Goal> Make an exact copy of all the records.

Raw data>
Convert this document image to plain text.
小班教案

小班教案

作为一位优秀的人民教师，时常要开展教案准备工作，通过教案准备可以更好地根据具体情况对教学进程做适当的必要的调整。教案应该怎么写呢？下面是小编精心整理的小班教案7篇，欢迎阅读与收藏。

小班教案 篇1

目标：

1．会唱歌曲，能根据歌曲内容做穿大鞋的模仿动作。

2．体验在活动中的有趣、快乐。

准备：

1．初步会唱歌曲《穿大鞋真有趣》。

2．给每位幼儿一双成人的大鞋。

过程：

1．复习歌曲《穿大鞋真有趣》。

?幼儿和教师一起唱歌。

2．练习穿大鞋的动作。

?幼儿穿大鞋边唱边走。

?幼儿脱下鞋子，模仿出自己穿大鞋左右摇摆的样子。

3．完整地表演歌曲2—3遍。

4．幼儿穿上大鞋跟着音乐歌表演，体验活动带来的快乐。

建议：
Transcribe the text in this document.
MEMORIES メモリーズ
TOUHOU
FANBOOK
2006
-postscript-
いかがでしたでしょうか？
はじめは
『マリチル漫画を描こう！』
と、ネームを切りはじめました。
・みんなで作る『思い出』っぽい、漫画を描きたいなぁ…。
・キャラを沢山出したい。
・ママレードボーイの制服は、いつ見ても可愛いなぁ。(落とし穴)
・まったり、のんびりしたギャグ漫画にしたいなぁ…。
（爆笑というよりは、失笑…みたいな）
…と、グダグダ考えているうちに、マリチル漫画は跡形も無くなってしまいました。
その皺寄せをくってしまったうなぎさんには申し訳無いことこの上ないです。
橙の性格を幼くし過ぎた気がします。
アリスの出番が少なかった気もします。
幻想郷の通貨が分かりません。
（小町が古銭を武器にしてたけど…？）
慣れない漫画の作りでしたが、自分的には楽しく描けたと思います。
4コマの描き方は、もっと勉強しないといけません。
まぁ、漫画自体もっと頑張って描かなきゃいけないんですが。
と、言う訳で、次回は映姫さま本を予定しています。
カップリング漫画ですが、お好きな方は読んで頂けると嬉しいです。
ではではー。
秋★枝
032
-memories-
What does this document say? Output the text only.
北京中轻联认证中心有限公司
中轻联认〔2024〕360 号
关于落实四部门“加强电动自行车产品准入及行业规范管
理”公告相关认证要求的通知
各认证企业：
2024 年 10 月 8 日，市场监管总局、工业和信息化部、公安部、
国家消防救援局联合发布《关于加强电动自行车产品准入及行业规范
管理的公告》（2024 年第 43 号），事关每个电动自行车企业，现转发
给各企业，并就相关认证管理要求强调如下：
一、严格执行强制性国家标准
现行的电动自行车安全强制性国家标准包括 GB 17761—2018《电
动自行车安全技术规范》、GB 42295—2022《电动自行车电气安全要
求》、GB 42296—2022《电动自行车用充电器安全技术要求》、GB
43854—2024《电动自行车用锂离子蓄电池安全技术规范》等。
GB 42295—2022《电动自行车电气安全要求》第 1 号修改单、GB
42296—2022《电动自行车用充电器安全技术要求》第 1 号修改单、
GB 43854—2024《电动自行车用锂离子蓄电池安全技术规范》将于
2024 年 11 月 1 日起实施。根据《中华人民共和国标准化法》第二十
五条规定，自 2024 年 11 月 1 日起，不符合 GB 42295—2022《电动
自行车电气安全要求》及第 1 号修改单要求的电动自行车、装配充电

Correct answer>
Convert this document image to plain text.
小班教案

小班教案

作为一位优秀的人民教师，时常要开展教案准备工作，通过教案准备可以更好地根据具体情况对教学进程做适当的必要的调整。教案应该怎么写呢？下面是小编精心整理的小班教案7篇，欢迎阅读与收藏。

小班教案 篇1

目标：

1．会唱歌曲，能根据歌曲内容做穿大鞋的模仿动作。

2．体验在活动中的有趣、快乐。

准备：

1．初步会唱歌曲《穿大鞋真有趣》。

2．给每位幼儿一双成人的大鞋。

过程：

1．复习歌曲《穿大鞋真有趣》。

?幼儿和教师一起唱歌。

2．练习穿大鞋的动作。

?幼儿穿大鞋边唱边走。

?幼儿脱下鞋子，模仿出自己穿大鞋左右摇摆的样子。

3．完整地表演歌曲2—3遍。

4．幼儿穿上大鞋跟着音乐歌表演，体验活动带来的快乐。

建议：
Transcribe the text in this document.
MEMORIES メモリーズ
TOUHOU
FANBOOK
2006
-postscript-
いかがでしたでしょうか？
はじめは
『マリチル漫画を描こう！』
と、ネームを切りはじめました。
・みんなで作る『思い出』っぽい、漫画を描きたいなぁ…。
・キャラを沢山出したい。
・ママレードボーイの制服は、いつ見ても可愛いなぁ。(落とし穴)
・まったり、のんびりしたギャグ漫画にしたいなぁ…。
（爆笑というよりは、失笑…みたいな）
…と、グダグダ考えているうちに、マリチル漫画は跡形も無くなってしまいました。
その皺寄せをくってしまったうなぎさんには申し訳無いことこの上ないです。
橙の性格を幼くし過ぎた気がします。
アリスの出番が少なかった気もします。
幻想郷の通貨が分かりません。
（小町が古銭を武器にしてたけど…？）
慣れない漫画の作りでしたが、自分的には楽しく描けたと思います。
4コマの描き方は、もっと勉強しないといけません。
まぁ、漫画自体もっと頑張って描かなきゃいけないんですが。
と、言う訳で、次回は映姫さま本を予定しています。
カップリング漫画ですが、お好きな方は読んで頂けると嬉しいです。
ではではー。
秋★枝
032
-memories-
What does this document say? Output the text only.
北京中轻联认证中心有限公司
中轻联认〔2024〕360 号
关于落实四部门“加强电动自行车产品准入及行业规范管
理”公告相关认证要求的通知
各认证企业：
2024 年 10 月 8 日，市场监管总局、工业和信息化部、公安部、
国家消防救援局联合发布《关于加强电动自行车产品准入及行业规范
管理的公告》（2024 年第 43 号），事关每个电动自行车企业，现转发
给各企业，并就相关认证管理要求强调如下：
一、严格执行强制性国家标准
现行的电动自行车安全强制性国家标准包括 GB 17761—2018《电
动自行车安全技术规范》、GB 42295—2022《电动自行车电气安全要
求》、GB 42296—2022《电动自行车用充电器安全技术要求》、GB
43854—2024《电动自行车用锂离子蓄电池安全技术规范》等。
GB 42295—2022《电动自行车电气安全要求》第 1 号修改单、GB
42296—2022《电动自行车用充电器安全技术要求》第 1 号修改单、
GB 43854—2024《电动自行车用锂离子蓄电池安全技术规范》将于
2024 年 11 月 1 日起实施。根据《中华人民共和国标准化法》第二十
五条规定，自 2024 年 11 月 1 日起，不符合 GB 42295—2022《电动
自行车电气安全要求》及第 1 号修改单要求的电动自行车、装配充电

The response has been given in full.